# [What you will do]
Retype, word for word, the entire text below on the new FoodShare work requirement in Wisconsin.

# [Text under study]
####################
Major changes coming soon to Wisconsin’s FoodShare program.
Starting April 1st, FoodShare recipients ages 18 to 49 (who do not have any minor children) will be required to work for their benefits.
The work requirement rules will affect members who have a renewal or apply for FoodShare benefits on and after April 1st, 2015.
If you are an adult age 18 through 49, there are four ways you can meet your work requirement:
- Work at least 80 hours each month.
- Take part in an allowable work program such as FSET, Wisconsin Works (W-2) or certain programs under the Workforce Investment Act (WIA) at least 80 hours each month.
- Both work and take part in an allowable work program for a combined total of at least 80 hours each month.
- Take part in and meet the requirements of a workfare program.
Those who choose not to meet the work requirement will only get three months of FoodShare benefits in a 36-month (three-year) period until they meet the work requirement, become exempt, or the 36-month period has passed.
Able-bodied adults will be enrolled in FSET when their case comes up for annual review and will then be eligible to receive FoodShare for 90 days in any 36-month period. The 90 days do not need to be consecutive, but once reached, a FoodShare recipient’s case is automatically closed.
Opponents say cutting off benefits will increase visits to local food pantries and soup kitchens. Some are worried those resources will run dry.
“In April of 2016, we anticipate that our network of charities will begin to experience food shortage,” Hunger Task Force Executive Director Sherrie Tussler said.
According to the Hunger Task Force, at least 66,000 people in Wisconsin will be affected by the changes.
Leave it to Wisconsin, Scott Walker’s state, to get the ball rolling. This is a good start and they need to focus on all those stay-at-home moms who make a career out of living off the government and then go after the frauds on disability.
On the flip side, watch for the affected women to start making babies any minute now.
####################
# [Material shown]
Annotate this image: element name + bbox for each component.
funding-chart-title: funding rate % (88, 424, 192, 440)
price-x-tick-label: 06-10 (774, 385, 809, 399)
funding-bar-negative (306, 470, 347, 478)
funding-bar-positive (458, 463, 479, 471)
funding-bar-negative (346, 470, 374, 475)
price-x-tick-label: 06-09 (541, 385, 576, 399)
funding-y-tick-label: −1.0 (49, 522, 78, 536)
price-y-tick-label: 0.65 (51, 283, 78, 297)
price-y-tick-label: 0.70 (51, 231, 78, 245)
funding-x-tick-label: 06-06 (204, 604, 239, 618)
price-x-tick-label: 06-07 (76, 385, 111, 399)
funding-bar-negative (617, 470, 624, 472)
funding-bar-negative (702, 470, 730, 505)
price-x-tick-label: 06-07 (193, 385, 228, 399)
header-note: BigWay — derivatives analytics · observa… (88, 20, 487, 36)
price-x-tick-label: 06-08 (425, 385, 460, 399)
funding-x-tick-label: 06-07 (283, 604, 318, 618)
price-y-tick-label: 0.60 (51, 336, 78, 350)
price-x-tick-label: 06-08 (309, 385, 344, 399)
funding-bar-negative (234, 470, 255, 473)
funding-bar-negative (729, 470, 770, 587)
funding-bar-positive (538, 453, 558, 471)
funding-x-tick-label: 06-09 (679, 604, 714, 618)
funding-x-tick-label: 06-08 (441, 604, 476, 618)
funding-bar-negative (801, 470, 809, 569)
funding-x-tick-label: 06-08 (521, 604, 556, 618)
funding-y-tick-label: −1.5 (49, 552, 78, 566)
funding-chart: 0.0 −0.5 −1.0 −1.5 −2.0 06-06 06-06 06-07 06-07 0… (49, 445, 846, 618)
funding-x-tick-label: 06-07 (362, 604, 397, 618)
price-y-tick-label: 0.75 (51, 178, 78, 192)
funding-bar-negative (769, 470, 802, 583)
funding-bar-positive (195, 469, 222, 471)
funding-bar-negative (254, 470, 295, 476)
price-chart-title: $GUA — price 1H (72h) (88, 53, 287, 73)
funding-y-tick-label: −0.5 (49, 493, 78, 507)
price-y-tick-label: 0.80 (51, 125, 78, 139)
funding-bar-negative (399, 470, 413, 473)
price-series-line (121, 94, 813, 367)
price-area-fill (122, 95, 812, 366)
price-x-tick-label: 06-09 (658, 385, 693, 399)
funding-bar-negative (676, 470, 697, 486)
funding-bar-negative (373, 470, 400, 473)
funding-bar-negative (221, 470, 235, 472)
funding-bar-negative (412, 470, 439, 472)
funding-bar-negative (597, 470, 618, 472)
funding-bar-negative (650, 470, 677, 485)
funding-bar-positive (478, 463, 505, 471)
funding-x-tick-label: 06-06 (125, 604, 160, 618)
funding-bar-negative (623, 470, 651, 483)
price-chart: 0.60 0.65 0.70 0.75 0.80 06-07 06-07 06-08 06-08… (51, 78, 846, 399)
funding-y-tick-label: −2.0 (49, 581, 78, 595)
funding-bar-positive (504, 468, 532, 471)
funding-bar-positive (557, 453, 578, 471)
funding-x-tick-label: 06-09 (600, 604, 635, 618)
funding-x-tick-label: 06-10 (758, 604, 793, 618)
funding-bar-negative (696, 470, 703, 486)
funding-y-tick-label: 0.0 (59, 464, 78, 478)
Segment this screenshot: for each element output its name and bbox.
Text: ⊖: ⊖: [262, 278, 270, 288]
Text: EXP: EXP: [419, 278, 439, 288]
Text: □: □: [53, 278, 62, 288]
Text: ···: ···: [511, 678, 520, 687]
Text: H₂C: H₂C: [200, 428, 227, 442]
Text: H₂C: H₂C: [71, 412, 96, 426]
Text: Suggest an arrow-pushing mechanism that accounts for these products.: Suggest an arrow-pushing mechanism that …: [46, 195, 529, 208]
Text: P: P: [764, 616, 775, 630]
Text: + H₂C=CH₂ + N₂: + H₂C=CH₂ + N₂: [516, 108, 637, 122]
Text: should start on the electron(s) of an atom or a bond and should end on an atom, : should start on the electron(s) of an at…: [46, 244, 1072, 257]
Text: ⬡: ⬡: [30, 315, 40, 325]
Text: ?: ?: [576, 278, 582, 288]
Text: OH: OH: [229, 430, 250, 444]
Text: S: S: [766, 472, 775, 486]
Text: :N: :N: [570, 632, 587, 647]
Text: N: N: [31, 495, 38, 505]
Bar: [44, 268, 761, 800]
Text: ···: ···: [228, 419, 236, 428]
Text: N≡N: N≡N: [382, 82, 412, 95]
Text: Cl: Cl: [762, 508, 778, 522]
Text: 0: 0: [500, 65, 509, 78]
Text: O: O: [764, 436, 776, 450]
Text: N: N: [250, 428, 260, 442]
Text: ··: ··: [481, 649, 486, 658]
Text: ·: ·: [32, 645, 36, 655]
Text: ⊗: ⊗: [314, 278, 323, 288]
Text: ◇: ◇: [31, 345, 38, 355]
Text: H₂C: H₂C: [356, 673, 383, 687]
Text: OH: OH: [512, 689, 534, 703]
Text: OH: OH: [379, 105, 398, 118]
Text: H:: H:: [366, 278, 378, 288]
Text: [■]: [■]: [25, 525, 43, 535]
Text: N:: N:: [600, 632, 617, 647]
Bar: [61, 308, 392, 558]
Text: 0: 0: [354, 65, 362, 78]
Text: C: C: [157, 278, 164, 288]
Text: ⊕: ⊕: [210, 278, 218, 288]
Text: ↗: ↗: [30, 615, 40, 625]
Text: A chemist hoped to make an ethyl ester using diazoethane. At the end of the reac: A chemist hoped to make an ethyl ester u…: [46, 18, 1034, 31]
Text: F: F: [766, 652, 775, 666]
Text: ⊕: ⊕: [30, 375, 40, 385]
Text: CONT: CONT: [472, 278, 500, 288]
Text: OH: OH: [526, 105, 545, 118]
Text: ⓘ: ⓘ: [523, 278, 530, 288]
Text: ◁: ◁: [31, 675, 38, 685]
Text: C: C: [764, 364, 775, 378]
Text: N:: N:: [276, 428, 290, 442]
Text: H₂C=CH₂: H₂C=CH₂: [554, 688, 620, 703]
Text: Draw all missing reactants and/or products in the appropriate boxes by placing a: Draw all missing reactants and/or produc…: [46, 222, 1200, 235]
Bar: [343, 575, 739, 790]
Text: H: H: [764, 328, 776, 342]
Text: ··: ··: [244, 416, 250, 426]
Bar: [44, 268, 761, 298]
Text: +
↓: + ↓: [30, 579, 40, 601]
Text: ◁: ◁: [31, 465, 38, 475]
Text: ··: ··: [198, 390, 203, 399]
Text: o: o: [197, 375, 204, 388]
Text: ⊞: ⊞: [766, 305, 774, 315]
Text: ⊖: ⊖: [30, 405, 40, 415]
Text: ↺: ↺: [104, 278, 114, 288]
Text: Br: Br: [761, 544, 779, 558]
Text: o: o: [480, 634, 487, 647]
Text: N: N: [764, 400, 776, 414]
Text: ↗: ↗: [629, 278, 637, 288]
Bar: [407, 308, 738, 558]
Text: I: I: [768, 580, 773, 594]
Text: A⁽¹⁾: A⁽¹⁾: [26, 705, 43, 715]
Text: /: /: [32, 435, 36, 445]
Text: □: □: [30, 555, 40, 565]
####################
# [Written response]
Major changes coming soon to Wisconsin’s FoodShare program.
Starting April 1st, FoodShare recipients ages 18 to 49 (who do not have any minor children) will be required to work for their benefits.
The work requirement rules will affect members who have a renewal or apply for FoodShare benefits on and after April 1st, 2015.
If you are an adult age 18 through 49, there are four ways you can meet your work requirement:
- Work at least 80 hours each month.
- Take part in an allowable work program such as FSET, Wisconsin Works (W-2) or certain programs under the Workforce Investment Act (WIA) at least 80 hours each month.
- Both work and take part in an allowable work program for a combined total of at least 80 hours each month.
- Take part in and meet the requirements of a workfare program.
Those who choose not to meet the work requirement will only get three months of FoodShare benefits in a 36-month (three-year) period until they meet the work requirement, become exempt, or the 36-month period has passed.
Able-bodied adults will be enrolled in FSET when their case comes up for annual review and will then be eligible to receive FoodShare for 90 days in any 36-month period. The 90 days do not need to be consecutive, but once reached, a FoodShare recipient’s case is automatically closed.
Opponents say cutting off benefits will increase visits to local food pantries and soup kitchens. Some are worried those resources will run dry.
“In April of 2016, we anticipate that our network of charities will begin to experience food shortage,” Hunger Task Force Executive Director Sherrie Tussler said.
According to the Hunger Task Force, at least 66,000 people in Wisconsin will be affected by the changes.
Leave it to Wisconsin, Scott Walker’s state, to get the ball rolling. This is a good start and they need to focus on all those stay-at-home moms who make a career out of living off the government and then go after the frauds on disability.
On the flip side, watch for the affected women to start making babies any minute now.